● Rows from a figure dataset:
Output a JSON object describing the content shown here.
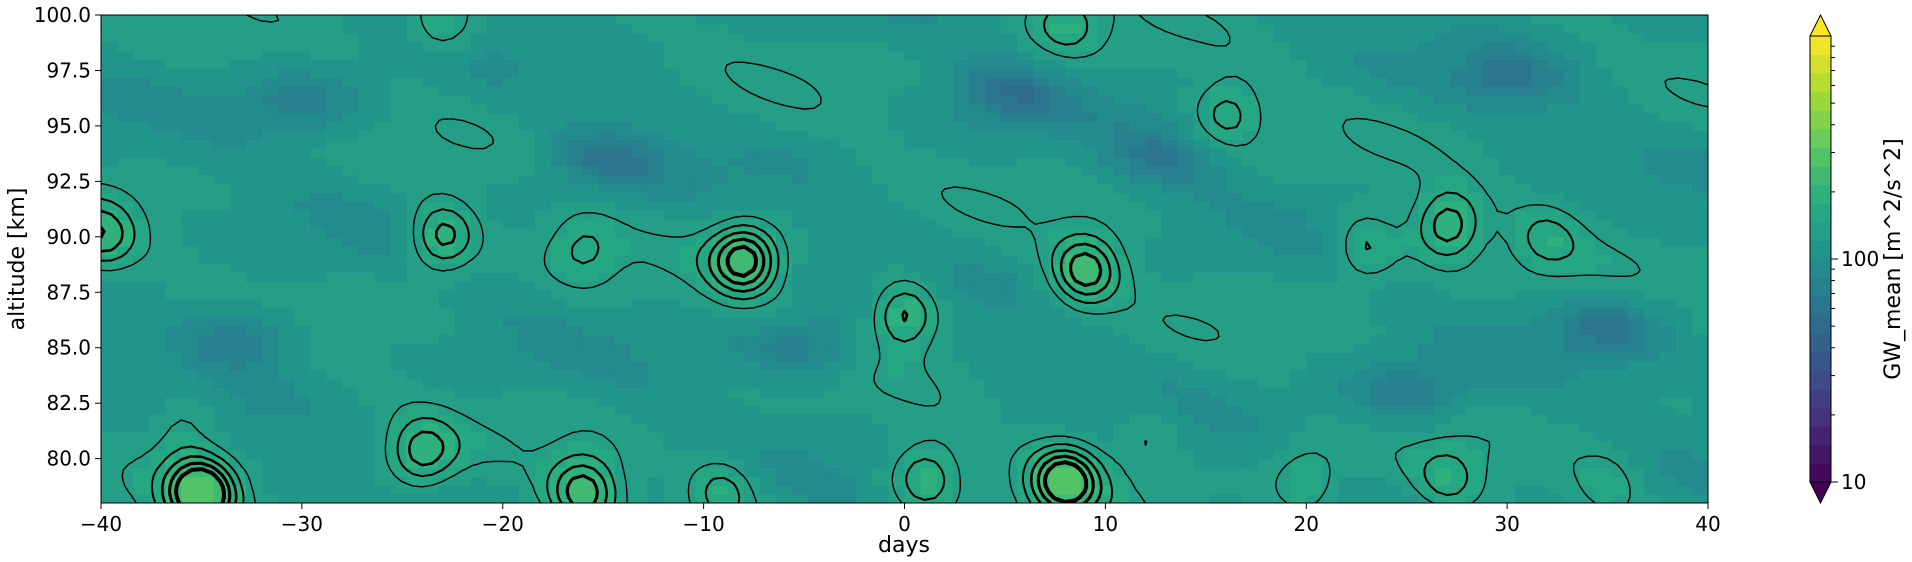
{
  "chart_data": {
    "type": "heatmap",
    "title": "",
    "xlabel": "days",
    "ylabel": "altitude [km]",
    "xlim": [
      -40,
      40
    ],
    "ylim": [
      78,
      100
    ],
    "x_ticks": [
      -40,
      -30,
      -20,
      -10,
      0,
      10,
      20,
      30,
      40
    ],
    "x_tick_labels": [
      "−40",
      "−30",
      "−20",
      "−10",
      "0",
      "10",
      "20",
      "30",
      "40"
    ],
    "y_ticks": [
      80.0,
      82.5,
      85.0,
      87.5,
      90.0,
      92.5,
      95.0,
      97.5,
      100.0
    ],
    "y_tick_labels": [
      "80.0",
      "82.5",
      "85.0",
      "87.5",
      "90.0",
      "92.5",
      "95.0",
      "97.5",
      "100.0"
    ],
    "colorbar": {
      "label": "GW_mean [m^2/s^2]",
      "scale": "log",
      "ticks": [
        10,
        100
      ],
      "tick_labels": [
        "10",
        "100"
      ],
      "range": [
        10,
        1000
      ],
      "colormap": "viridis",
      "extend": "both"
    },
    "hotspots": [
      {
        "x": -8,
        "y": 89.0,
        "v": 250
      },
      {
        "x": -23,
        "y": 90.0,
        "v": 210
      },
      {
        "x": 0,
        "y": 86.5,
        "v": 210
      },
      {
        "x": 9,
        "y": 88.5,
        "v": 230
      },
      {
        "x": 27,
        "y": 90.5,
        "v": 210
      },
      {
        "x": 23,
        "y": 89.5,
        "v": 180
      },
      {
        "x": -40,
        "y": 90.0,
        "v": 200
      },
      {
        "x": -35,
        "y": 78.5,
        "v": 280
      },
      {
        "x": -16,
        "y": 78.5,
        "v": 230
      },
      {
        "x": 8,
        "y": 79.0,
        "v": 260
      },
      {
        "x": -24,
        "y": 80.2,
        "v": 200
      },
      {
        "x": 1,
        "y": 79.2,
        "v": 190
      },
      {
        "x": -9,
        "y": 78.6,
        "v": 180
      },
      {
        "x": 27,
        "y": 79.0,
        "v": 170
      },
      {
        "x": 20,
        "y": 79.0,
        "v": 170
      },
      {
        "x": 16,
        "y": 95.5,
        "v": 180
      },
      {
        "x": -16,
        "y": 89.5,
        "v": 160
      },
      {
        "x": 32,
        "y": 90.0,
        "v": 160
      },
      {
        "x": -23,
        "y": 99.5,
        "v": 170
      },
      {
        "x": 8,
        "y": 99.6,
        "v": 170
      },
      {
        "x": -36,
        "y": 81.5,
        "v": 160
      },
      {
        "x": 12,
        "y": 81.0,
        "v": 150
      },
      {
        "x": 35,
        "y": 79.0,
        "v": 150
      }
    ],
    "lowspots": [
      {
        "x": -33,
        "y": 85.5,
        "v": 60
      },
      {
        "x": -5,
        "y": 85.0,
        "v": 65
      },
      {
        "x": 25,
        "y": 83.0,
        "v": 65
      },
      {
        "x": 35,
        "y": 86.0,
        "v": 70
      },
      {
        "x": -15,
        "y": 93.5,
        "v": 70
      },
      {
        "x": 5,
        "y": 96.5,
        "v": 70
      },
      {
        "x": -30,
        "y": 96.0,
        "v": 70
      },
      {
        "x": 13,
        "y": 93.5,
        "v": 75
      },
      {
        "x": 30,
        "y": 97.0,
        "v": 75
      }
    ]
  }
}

● Aim of the exercise:
Retype the listing exactly. Pictures do not belong in the copy.

● Solution for this task:
Output a JSON object describing the content shown here.
{
  "chart_data": {
    "type": "heatmap",
    "title": "",
    "xlabel": "days",
    "ylabel": "altitude [km]",
    "xlim": [
      -40,
      40
    ],
    "ylim": [
      78,
      100
    ],
    "x_ticks": [
      -40,
      -30,
      -20,
      -10,
      0,
      10,
      20,
      30,
      40
    ],
    "x_tick_labels": [
      "−40",
      "−30",
      "−20",
      "−10",
      "0",
      "10",
      "20",
      "30",
      "40"
    ],
    "y_ticks": [
      80.0,
      82.5,
      85.0,
      87.5,
      90.0,
      92.5,
      95.0,
      97.5,
      100.0
    ],
    "y_tick_labels": [
      "80.0",
      "82.5",
      "85.0",
      "87.5",
      "90.0",
      "92.5",
      "95.0",
      "97.5",
      "100.0"
    ],
    "colorbar": {
      "label": "GW_mean [m^2/s^2]",
      "scale": "log",
      "ticks": [
        10,
        100
      ],
      "tick_labels": [
        "10",
        "100"
      ],
      "range": [
        10,
        1000
      ],
      "colormap": "viridis",
      "extend": "both"
    },
    "hotspots": [
      {
        "x": -8,
        "y": 89.0,
        "v": 250
      },
      {
        "x": -23,
        "y": 90.0,
        "v": 210
      },
      {
        "x": 0,
        "y": 86.5,
        "v": 210
      },
      {
        "x": 9,
        "y": 88.5,
        "v": 230
      },
      {
        "x": 27,
        "y": 90.5,
        "v": 210
      },
      {
        "x": 23,
        "y": 89.5,
        "v": 180
      },
      {
        "x": -40,
        "y": 90.0,
        "v": 200
      },
      {
        "x": -35,
        "y": 78.5,
        "v": 280
      },
      {
        "x": -16,
        "y": 78.5,
        "v": 230
      },
      {
        "x": 8,
        "y": 79.0,
        "v": 260
      },
      {
        "x": -24,
        "y": 80.2,
        "v": 200
      },
      {
        "x": 1,
        "y": 79.2,
        "v": 190
      },
      {
        "x": -9,
        "y": 78.6,
        "v": 180
      },
      {
        "x": 27,
        "y": 79.0,
        "v": 170
      },
      {
        "x": 20,
        "y": 79.0,
        "v": 170
      },
      {
        "x": 16,
        "y": 95.5,
        "v": 180
      },
      {
        "x": -16,
        "y": 89.5,
        "v": 160
      },
      {
        "x": 32,
        "y": 90.0,
        "v": 160
      },
      {
        "x": -23,
        "y": 99.5,
        "v": 170
      },
      {
        "x": 8,
        "y": 99.6,
        "v": 170
      },
      {
        "x": -36,
        "y": 81.5,
        "v": 160
      },
      {
        "x": 12,
        "y": 81.0,
        "v": 150
      },
      {
        "x": 35,
        "y": 79.0,
        "v": 150
      }
    ],
    "lowspots": [
      {
        "x": -33,
        "y": 85.5,
        "v": 60
      },
      {
        "x": -5,
        "y": 85.0,
        "v": 65
      },
      {
        "x": 25,
        "y": 83.0,
        "v": 65
      },
      {
        "x": 35,
        "y": 86.0,
        "v": 70
      },
      {
        "x": -15,
        "y": 93.5,
        "v": 70
      },
      {
        "x": 5,
        "y": 96.5,
        "v": 70
      },
      {
        "x": -30,
        "y": 96.0,
        "v": 70
      },
      {
        "x": 13,
        "y": 93.5,
        "v": 75
      },
      {
        "x": 30,
        "y": 97.0,
        "v": 75
      }
    ]
  }
}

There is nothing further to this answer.